Take the line containing "What text is on this page?" and every line after it in the data below, and print them exactly as given, with nothing else.

⁂

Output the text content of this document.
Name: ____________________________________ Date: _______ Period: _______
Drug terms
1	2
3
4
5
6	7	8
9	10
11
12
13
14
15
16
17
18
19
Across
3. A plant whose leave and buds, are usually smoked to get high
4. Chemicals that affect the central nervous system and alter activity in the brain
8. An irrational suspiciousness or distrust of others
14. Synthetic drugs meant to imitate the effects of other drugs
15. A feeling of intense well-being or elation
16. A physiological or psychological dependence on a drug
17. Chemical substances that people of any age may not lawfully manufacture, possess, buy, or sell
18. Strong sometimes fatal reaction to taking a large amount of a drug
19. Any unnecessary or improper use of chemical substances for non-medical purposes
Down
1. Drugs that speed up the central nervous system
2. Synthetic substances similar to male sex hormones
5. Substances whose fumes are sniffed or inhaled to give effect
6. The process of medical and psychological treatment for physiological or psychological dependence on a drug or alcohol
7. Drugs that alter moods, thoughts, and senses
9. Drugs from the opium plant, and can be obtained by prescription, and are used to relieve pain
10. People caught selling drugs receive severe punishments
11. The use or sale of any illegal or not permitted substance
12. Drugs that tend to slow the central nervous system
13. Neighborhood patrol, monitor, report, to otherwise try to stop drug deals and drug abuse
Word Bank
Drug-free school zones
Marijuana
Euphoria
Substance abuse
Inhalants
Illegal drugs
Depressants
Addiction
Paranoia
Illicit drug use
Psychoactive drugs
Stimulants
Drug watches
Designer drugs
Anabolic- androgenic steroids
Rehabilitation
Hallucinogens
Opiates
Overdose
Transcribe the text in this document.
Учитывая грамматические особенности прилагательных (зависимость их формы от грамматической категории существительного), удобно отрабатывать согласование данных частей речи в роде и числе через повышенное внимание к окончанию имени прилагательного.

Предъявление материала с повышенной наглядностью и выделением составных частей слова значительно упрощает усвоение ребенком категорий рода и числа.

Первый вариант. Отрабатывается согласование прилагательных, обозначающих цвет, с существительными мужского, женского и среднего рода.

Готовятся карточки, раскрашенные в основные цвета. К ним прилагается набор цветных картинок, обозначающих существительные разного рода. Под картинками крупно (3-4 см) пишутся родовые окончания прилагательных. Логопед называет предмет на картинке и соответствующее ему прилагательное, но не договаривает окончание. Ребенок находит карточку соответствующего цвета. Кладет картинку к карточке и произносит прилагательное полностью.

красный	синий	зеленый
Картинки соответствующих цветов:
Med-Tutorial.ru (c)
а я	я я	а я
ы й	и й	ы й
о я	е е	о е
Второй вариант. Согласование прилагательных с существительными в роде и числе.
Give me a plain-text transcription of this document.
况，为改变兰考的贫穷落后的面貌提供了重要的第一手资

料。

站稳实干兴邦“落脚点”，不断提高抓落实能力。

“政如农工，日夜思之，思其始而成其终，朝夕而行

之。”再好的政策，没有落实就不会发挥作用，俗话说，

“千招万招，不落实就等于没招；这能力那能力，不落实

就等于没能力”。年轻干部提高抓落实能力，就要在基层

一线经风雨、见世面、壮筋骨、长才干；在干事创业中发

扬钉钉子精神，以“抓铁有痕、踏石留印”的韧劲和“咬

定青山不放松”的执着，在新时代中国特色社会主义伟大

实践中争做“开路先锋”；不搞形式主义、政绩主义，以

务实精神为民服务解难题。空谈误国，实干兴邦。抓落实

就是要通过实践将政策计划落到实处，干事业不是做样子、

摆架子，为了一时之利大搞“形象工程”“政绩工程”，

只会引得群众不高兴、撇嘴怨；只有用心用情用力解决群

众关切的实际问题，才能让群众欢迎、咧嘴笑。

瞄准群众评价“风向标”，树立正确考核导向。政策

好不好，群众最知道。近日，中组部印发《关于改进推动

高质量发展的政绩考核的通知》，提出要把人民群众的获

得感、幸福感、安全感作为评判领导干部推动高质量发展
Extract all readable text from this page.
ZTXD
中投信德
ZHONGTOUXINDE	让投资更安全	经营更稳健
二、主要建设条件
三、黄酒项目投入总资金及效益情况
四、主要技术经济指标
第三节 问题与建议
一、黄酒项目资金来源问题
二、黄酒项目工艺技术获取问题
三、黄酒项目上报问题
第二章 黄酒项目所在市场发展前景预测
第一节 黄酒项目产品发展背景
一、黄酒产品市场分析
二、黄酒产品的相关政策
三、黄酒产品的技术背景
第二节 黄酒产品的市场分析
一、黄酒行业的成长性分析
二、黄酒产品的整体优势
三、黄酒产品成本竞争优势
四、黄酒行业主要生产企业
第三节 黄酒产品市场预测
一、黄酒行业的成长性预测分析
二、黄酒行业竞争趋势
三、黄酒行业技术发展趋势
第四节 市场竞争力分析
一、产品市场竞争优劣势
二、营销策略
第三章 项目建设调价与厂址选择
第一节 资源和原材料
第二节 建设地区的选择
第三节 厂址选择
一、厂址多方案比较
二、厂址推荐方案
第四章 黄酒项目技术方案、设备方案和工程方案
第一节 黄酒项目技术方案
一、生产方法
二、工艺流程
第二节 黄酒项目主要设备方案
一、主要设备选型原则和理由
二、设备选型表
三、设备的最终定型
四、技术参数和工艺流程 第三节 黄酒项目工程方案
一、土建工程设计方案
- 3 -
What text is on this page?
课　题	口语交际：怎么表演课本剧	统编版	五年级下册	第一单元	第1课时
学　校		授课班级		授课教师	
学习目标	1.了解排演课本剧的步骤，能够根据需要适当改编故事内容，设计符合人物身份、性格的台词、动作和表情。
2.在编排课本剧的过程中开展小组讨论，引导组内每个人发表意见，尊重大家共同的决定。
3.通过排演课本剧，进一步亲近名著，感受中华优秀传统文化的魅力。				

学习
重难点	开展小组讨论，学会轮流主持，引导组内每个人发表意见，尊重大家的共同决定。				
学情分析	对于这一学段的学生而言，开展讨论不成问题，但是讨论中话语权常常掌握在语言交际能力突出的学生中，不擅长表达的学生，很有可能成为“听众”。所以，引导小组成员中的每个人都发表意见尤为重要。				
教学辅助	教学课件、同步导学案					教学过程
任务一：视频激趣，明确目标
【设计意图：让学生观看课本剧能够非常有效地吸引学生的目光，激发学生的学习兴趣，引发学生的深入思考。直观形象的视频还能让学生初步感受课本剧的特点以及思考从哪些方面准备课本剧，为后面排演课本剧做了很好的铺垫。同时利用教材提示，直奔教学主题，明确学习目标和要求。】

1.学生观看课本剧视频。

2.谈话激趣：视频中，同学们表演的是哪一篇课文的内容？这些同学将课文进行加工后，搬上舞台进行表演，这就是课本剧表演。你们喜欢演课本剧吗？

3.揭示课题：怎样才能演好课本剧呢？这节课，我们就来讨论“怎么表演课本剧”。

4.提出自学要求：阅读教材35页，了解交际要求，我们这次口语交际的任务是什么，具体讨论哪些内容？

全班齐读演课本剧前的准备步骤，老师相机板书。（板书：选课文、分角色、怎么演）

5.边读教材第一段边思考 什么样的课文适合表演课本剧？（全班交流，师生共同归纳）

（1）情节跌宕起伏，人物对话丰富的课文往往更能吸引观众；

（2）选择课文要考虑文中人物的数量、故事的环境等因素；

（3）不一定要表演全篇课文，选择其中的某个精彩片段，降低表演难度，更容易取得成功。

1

⁂

- **Response below**
What text is on this page?
课　题	口语交际：怎么表演课本剧	统编版	五年级下册	第一单元	第1课时
学　校		授课班级		授课教师	
学习目标	1.了解排演课本剧的步骤，能够根据需要适当改编故事内容，设计符合人物身份、性格的台词、动作和表情。
2.在编排课本剧的过程中开展小组讨论，引导组内每个人发表意见，尊重大家共同的决定。
3.通过排演课本剧，进一步亲近名著，感受中华优秀传统文化的魅力。				

学习
重难点	开展小组讨论，学会轮流主持，引导组内每个人发表意见，尊重大家的共同决定。				
学情分析	对于这一学段的学生而言，开展讨论不成问题，但是讨论中话语权常常掌握在语言交际能力突出的学生中，不擅长表达的学生，很有可能成为“听众”。所以，引导小组成员中的每个人都发表意见尤为重要。				
教学辅助	教学课件、同步导学案					教学过程
任务一：视频激趣，明确目标
【设计意图：让学生观看课本剧能够非常有效地吸引学生的目光，激发学生的学习兴趣，引发学生的深入思考。直观形象的视频还能让学生初步感受课本剧的特点以及思考从哪些方面准备课本剧，为后面排演课本剧做了很好的铺垫。同时利用教材提示，直奔教学主题，明确学习目标和要求。】

1.学生观看课本剧视频。

2.谈话激趣：视频中，同学们表演的是哪一篇课文的内容？这些同学将课文进行加工后，搬上舞台进行表演，这就是课本剧表演。你们喜欢演课本剧吗？

3.揭示课题：怎样才能演好课本剧呢？这节课，我们就来讨论“怎么表演课本剧”。

4.提出自学要求：阅读教材35页，了解交际要求，我们这次口语交际的任务是什么，具体讨论哪些内容？

全班齐读演课本剧前的准备步骤，老师相机板书。（板书：选课文、分角色、怎么演）

5.边读教材第一段边思考 什么样的课文适合表演课本剧？（全班交流，师生共同归纳）

（1）情节跌宕起伏，人物对话丰富的课文往往更能吸引观众；

（2）选择课文要考虑文中人物的数量、故事的环境等因素；

（3）不一定要表演全篇课文，选择其中的某个精彩片段，降低表演难度，更容易取得成功。

1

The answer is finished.